Might my recent bout of emotional overeating been partly fueled physiologically by the omega-6-rich snacks I was consuming?
I have also read that the increased use of omega-6-rich oils has affected mental health, notably depression, bipolar disorder, and violence. New Science Links Food and Happiness discusses the research of Joe Hibbeln, M.D., a Captain in the United States Public Health Service. He is the acting chief on the Section of Nutritional Neurosciences at the National Institute of Alcohol Abuse and Alcoholism. He is also a psychiatrist, a lipid biochemist, and an epidemiologist.
Might reducing omega-6 (especially in the winter) help with my anxiety?
For further information, along with some really great tips, read The Conscious Life’s Anti-Inflammatory Diet: How to Balance Omega-3 and Omega-6 Fatty Acids. Omega-6 in and of itself isn’t a bad guy as long as it is in proper ratio to omega-3. From what I’ve been able to gather, modern Western diets typically have ratios of omega-6 to omega-3 in excess of 10 to 1, some as high as 30 to 1. The optimal ratio is said to be 4 to 1 or lower.

_ _ _

■ What to do:
1 - From the passage about omega-6 fats, quote everything from "Might my recent" down to "with my anxiety?".
2 - In the passage about omega-6 fats, what ratio of omega-6 to omega-3 is said to be optimal?

_ _ _

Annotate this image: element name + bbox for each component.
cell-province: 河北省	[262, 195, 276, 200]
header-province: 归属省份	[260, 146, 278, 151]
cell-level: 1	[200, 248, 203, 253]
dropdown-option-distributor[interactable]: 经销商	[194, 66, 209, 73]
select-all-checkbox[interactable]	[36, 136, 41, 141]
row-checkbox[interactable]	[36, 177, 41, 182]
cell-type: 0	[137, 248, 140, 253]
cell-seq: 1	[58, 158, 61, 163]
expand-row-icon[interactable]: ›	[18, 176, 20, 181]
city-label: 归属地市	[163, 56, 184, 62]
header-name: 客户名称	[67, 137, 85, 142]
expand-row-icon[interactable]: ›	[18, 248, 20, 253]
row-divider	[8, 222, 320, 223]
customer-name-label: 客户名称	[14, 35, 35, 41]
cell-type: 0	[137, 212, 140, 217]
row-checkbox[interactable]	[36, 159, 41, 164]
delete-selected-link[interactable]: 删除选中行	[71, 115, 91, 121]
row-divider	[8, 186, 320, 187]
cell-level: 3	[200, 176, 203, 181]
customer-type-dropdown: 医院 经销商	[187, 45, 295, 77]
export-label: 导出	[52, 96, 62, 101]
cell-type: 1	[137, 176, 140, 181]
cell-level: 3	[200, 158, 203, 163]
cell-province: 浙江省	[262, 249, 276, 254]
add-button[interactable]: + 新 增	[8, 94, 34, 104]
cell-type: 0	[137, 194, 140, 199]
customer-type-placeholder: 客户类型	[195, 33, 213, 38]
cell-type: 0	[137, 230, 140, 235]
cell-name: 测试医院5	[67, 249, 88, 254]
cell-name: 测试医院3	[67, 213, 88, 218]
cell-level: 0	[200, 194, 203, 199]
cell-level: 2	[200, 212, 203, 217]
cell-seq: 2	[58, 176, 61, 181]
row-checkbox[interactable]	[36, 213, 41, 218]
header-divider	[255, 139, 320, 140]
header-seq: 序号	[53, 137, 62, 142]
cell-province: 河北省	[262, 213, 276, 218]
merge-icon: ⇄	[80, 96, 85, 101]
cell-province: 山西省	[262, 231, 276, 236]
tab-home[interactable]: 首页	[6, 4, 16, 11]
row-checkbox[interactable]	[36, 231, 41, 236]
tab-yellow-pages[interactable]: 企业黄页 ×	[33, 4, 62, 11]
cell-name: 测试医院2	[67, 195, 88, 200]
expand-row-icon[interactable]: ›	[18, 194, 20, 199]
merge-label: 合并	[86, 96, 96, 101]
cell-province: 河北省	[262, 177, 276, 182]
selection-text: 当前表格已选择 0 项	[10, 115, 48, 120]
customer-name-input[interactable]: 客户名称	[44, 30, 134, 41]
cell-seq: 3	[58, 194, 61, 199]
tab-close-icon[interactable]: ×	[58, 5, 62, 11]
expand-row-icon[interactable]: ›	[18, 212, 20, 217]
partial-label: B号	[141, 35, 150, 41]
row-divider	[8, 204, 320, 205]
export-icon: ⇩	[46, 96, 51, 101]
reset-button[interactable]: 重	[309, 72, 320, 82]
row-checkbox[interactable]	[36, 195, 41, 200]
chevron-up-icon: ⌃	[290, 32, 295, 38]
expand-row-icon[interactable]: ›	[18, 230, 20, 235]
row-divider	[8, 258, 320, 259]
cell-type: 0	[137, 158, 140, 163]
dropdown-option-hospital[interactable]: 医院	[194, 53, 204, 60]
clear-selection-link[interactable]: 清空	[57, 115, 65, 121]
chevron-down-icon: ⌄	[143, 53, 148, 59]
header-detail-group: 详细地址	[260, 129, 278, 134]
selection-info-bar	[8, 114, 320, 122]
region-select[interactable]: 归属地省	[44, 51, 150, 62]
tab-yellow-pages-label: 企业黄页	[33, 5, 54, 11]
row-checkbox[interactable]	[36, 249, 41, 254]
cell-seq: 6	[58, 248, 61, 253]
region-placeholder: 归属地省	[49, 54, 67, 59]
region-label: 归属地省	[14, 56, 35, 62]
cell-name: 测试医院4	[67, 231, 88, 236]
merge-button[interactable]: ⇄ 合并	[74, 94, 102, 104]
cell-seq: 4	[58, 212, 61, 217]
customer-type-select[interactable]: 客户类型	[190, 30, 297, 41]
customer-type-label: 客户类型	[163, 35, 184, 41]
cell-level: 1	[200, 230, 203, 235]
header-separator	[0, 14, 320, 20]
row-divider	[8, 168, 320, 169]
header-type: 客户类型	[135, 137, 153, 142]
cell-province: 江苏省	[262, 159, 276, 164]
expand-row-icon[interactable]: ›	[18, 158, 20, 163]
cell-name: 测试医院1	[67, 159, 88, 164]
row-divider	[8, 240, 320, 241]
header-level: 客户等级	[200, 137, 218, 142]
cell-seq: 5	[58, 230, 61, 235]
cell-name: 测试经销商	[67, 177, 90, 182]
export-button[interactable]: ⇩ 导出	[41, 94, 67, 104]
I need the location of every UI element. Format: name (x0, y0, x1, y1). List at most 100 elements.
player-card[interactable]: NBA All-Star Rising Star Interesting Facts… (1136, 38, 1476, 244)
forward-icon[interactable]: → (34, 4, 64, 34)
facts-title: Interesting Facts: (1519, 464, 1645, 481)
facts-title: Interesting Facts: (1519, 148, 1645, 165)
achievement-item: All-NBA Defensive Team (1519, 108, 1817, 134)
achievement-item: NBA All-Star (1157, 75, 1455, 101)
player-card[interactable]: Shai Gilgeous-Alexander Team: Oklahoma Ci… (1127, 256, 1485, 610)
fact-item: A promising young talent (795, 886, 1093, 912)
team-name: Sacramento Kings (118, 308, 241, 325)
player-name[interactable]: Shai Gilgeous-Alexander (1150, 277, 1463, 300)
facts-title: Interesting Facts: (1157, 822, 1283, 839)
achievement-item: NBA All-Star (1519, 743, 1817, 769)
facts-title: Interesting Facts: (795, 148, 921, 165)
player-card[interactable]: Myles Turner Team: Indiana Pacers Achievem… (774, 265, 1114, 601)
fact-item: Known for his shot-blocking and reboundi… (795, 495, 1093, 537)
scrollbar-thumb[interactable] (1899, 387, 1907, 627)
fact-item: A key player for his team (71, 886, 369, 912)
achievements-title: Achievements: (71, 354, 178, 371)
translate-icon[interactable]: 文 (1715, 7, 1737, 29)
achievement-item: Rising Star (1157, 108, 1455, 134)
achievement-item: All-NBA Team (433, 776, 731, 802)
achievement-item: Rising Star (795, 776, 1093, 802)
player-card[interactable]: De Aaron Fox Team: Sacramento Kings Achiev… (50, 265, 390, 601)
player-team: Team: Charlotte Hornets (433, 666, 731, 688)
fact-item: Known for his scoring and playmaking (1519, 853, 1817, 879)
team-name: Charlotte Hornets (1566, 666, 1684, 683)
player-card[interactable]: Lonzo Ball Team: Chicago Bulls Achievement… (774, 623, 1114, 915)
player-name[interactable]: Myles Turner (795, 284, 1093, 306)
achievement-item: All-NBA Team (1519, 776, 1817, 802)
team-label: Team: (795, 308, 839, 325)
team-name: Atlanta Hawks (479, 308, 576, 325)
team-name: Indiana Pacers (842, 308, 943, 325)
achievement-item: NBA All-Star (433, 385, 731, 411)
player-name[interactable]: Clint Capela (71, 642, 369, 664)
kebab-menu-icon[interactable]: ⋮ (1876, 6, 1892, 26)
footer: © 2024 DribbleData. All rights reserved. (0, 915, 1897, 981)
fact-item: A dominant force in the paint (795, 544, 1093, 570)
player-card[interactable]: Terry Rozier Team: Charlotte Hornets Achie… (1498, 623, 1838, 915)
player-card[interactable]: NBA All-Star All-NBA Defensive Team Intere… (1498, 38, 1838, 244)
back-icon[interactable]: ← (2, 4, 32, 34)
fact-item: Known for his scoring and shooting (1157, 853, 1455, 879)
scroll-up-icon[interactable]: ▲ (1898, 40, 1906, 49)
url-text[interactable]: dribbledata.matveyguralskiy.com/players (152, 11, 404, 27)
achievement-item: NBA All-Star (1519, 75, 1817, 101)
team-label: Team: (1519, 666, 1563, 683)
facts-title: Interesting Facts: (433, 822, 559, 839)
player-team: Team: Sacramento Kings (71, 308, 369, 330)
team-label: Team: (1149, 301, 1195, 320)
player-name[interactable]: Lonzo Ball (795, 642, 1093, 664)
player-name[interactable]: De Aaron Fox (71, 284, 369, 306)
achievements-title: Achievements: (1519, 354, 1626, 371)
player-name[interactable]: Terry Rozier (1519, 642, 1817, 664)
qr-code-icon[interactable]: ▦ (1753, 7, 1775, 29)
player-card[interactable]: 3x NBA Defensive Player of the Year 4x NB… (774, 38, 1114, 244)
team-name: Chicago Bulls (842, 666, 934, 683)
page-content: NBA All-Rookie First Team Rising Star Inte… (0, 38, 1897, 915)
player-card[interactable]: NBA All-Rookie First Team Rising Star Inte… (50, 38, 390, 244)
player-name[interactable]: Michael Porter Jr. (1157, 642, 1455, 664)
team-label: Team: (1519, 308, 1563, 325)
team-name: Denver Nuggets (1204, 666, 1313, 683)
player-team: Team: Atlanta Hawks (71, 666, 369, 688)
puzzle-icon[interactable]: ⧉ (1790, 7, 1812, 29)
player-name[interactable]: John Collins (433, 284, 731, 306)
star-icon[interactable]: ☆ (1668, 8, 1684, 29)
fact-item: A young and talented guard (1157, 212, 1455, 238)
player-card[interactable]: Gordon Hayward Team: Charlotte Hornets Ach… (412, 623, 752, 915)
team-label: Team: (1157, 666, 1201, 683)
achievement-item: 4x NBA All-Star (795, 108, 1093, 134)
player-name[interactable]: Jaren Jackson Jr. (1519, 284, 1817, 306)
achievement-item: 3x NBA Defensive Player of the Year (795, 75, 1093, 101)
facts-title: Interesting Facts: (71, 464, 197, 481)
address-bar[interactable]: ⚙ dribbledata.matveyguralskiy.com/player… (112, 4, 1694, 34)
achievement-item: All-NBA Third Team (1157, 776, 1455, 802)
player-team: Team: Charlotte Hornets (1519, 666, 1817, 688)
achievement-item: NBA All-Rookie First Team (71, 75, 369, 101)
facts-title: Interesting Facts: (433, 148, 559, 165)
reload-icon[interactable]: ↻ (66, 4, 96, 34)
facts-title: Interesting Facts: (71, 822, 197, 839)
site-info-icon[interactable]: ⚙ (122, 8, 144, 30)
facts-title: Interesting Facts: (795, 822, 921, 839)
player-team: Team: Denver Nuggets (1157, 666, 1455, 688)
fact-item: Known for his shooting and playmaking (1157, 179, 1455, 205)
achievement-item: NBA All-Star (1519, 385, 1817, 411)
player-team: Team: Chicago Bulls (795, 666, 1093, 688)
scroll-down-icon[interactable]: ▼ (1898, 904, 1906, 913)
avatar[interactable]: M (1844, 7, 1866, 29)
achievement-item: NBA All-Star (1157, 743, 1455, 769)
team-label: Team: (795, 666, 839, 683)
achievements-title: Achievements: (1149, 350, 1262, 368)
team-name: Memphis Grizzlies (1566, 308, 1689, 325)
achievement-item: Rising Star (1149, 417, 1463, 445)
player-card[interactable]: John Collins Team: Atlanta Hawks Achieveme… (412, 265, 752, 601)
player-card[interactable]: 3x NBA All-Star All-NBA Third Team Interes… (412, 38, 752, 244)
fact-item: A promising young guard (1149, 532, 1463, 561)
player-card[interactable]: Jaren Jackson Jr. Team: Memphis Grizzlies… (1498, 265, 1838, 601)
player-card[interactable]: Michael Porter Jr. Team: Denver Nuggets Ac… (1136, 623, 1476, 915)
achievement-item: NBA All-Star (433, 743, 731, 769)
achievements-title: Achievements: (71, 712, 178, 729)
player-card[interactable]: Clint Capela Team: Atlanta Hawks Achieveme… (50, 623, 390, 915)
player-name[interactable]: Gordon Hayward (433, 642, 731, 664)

_ _ _

■ Task responses:
1 -
Might my recent bout of emotional overeating been partly fueled physiologically by the omega-6-rich snacks I was consuming?
I have also read that the increased use of omega-6-rich oils has affected mental health, notably depression, bipolar disorder, and violence. New Science Links Food and Happiness discusses the research of Joe Hibbeln, M.D., a Captain in the United States Public Health Service. He is the acting chief on the Section of Nutritional Neurosciences at the National Institute of Alcohol Abuse and Alcoholism. He is also a psychiatrist, a lipid biochemist, and an epidemiologist.
Might reducing omega-6 (especially in the winter) help with my anxiety?

2 - 4 to 1 or lower.